- [DATA PROVIDED]:
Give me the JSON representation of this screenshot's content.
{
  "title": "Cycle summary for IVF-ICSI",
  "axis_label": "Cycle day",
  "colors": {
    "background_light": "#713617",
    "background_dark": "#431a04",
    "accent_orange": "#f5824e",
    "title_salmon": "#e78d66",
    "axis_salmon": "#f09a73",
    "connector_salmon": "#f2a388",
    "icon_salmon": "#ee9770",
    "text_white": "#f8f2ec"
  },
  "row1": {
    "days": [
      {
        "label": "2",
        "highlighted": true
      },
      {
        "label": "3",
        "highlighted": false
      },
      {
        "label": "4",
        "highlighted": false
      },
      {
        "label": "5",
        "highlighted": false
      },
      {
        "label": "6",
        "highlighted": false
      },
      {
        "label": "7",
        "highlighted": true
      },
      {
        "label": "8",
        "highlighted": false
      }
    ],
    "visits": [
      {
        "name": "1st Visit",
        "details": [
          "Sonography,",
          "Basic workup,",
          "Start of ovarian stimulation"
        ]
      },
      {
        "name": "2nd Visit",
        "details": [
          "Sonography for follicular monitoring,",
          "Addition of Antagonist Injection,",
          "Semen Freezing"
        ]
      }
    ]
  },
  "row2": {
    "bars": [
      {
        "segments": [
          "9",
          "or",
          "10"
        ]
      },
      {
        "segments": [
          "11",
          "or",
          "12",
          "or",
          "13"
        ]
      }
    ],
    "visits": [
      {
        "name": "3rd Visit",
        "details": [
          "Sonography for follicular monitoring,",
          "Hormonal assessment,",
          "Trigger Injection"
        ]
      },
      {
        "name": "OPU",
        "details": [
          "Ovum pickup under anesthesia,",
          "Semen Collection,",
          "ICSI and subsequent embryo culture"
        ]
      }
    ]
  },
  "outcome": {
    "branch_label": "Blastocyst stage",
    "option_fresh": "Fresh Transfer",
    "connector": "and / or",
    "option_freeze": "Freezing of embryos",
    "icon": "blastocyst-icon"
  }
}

--

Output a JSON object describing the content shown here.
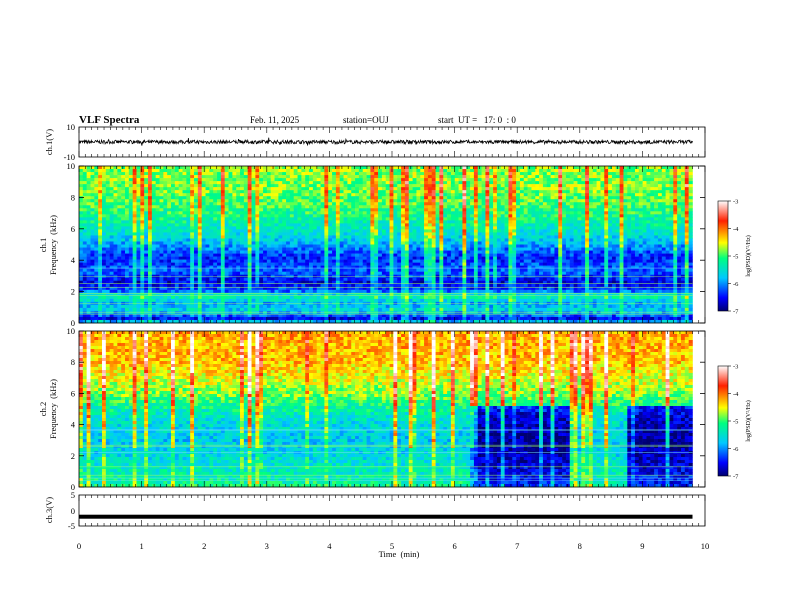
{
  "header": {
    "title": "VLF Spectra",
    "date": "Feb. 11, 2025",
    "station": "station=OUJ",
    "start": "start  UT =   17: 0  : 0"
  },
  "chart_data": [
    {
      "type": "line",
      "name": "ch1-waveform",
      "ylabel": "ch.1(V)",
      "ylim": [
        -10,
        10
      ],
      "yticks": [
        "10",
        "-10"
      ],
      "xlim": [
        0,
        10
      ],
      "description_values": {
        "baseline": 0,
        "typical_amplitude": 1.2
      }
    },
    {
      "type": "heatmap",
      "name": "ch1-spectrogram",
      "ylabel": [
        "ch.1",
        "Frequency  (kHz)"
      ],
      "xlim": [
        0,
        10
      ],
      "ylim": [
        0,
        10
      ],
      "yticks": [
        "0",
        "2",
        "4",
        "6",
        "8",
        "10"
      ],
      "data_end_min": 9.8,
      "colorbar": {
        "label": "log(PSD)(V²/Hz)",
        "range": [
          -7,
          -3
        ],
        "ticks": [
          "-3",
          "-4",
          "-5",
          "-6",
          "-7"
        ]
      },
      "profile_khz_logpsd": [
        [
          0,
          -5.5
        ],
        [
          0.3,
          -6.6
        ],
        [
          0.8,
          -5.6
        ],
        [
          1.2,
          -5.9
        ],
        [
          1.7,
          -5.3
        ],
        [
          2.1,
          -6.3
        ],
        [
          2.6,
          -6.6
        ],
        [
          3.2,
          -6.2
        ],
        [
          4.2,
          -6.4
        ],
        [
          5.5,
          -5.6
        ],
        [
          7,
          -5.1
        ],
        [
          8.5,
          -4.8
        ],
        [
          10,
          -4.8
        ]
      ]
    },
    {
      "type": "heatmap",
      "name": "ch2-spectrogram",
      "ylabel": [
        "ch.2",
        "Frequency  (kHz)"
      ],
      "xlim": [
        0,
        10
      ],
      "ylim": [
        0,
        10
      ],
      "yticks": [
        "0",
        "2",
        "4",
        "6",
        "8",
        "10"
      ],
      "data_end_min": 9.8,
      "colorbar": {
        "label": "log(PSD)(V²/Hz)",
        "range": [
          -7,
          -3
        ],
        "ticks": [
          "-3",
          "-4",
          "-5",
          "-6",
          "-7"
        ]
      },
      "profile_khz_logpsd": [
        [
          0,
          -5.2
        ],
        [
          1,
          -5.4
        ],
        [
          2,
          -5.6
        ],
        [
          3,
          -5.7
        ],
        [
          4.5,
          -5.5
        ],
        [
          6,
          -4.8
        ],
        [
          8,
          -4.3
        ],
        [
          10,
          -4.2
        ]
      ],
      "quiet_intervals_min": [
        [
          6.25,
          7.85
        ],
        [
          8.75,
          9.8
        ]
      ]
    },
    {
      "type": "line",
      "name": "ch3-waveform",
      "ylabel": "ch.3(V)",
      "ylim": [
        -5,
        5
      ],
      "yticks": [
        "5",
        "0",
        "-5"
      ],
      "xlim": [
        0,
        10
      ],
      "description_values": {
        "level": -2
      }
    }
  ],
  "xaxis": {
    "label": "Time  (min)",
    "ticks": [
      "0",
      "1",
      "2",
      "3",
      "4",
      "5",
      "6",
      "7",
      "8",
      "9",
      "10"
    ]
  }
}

--

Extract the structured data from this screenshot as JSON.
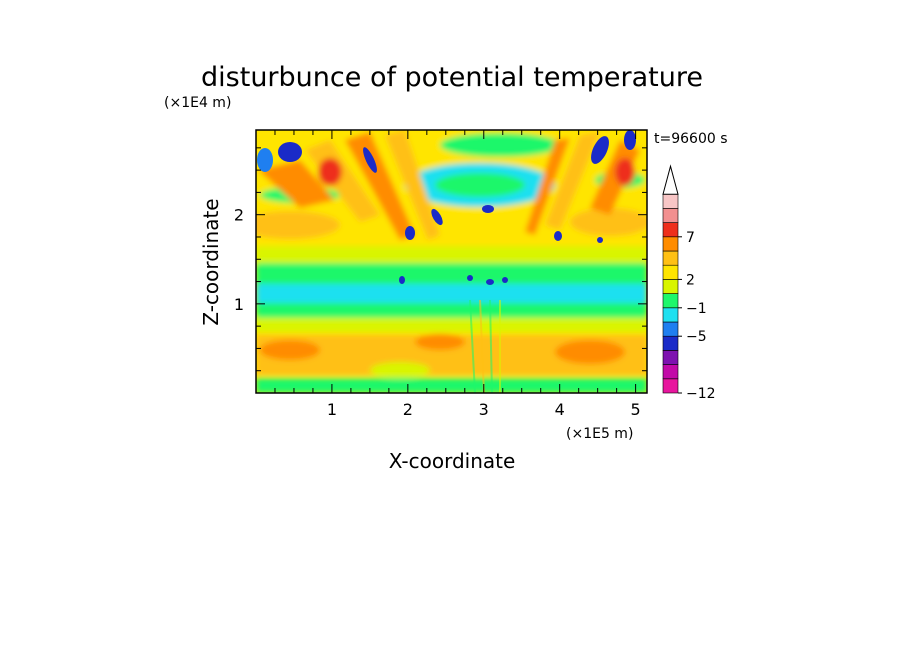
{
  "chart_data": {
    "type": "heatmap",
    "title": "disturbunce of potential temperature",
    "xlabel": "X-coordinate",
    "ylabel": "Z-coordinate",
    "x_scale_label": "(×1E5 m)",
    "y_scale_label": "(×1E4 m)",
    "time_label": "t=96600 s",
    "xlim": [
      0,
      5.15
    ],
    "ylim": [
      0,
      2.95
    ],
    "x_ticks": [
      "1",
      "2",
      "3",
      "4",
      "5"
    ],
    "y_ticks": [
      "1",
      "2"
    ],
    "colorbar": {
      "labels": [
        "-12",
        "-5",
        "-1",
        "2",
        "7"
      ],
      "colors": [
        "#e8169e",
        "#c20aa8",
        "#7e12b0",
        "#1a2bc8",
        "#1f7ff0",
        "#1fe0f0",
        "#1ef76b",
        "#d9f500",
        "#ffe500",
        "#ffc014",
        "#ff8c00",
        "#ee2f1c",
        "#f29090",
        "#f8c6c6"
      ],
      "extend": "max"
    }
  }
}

- [INSTRUCTION]: Return every line holding the word "this" from the records.

- [TASK SOLUTION]:
Give me the JSON representation of this screenshot's content.
Extract the structured data from this screenshot as JSON.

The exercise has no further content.